TASK DIRECTIONS: Transcribe each line of the material as it is, and drop any picture.

EXERCISE DATA:
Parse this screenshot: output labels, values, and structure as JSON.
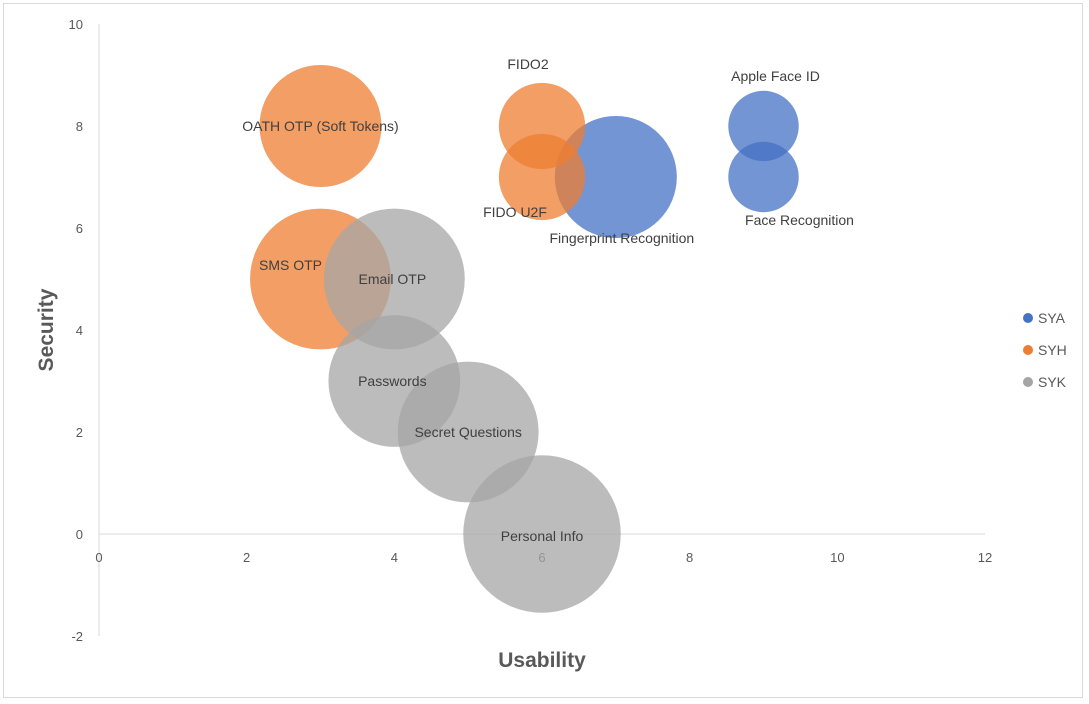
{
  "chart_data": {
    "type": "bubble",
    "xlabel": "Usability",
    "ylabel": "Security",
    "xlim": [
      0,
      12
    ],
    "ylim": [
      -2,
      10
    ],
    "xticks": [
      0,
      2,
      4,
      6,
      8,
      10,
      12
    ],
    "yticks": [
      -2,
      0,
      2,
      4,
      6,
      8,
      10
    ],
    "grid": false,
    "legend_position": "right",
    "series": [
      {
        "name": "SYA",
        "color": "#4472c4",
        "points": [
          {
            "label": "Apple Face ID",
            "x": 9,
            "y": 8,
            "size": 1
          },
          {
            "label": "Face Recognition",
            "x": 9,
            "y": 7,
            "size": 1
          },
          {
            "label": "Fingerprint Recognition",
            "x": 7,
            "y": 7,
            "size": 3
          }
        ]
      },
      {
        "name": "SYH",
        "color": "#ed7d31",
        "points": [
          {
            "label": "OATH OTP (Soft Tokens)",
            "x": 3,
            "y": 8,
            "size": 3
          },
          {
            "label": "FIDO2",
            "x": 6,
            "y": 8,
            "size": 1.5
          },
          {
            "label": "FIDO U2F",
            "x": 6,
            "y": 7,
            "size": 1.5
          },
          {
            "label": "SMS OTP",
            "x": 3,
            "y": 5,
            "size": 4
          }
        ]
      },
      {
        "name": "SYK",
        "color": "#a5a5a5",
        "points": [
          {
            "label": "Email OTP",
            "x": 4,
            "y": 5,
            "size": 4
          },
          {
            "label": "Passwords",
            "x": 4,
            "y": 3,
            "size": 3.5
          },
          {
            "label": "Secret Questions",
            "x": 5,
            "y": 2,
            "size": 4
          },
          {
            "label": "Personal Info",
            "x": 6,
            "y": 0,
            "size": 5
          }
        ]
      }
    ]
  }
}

WRITTEN REPLY:
Parse this screenshot: output labels, values, and structure as JSON.
{
  "chart_data": {
    "type": "bubble",
    "xlabel": "Usability",
    "ylabel": "Security",
    "xlim": [
      0,
      12
    ],
    "ylim": [
      -2,
      10
    ],
    "xticks": [
      0,
      2,
      4,
      6,
      8,
      10,
      12
    ],
    "yticks": [
      -2,
      0,
      2,
      4,
      6,
      8,
      10
    ],
    "grid": false,
    "legend_position": "right",
    "series": [
      {
        "name": "SYA",
        "color": "#4472c4",
        "points": [
          {
            "label": "Apple Face ID",
            "x": 9,
            "y": 8,
            "size": 1
          },
          {
            "label": "Face Recognition",
            "x": 9,
            "y": 7,
            "size": 1
          },
          {
            "label": "Fingerprint Recognition",
            "x": 7,
            "y": 7,
            "size": 3
          }
        ]
      },
      {
        "name": "SYH",
        "color": "#ed7d31",
        "points": [
          {
            "label": "OATH OTP (Soft Tokens)",
            "x": 3,
            "y": 8,
            "size": 3
          },
          {
            "label": "FIDO2",
            "x": 6,
            "y": 8,
            "size": 1.5
          },
          {
            "label": "FIDO U2F",
            "x": 6,
            "y": 7,
            "size": 1.5
          },
          {
            "label": "SMS OTP",
            "x": 3,
            "y": 5,
            "size": 4
          }
        ]
      },
      {
        "name": "SYK",
        "color": "#a5a5a5",
        "points": [
          {
            "label": "Email OTP",
            "x": 4,
            "y": 5,
            "size": 4
          },
          {
            "label": "Passwords",
            "x": 4,
            "y": 3,
            "size": 3.5
          },
          {
            "label": "Secret Questions",
            "x": 5,
            "y": 2,
            "size": 4
          },
          {
            "label": "Personal Info",
            "x": 6,
            "y": 0,
            "size": 5
          }
        ]
      }
    ]
  }
}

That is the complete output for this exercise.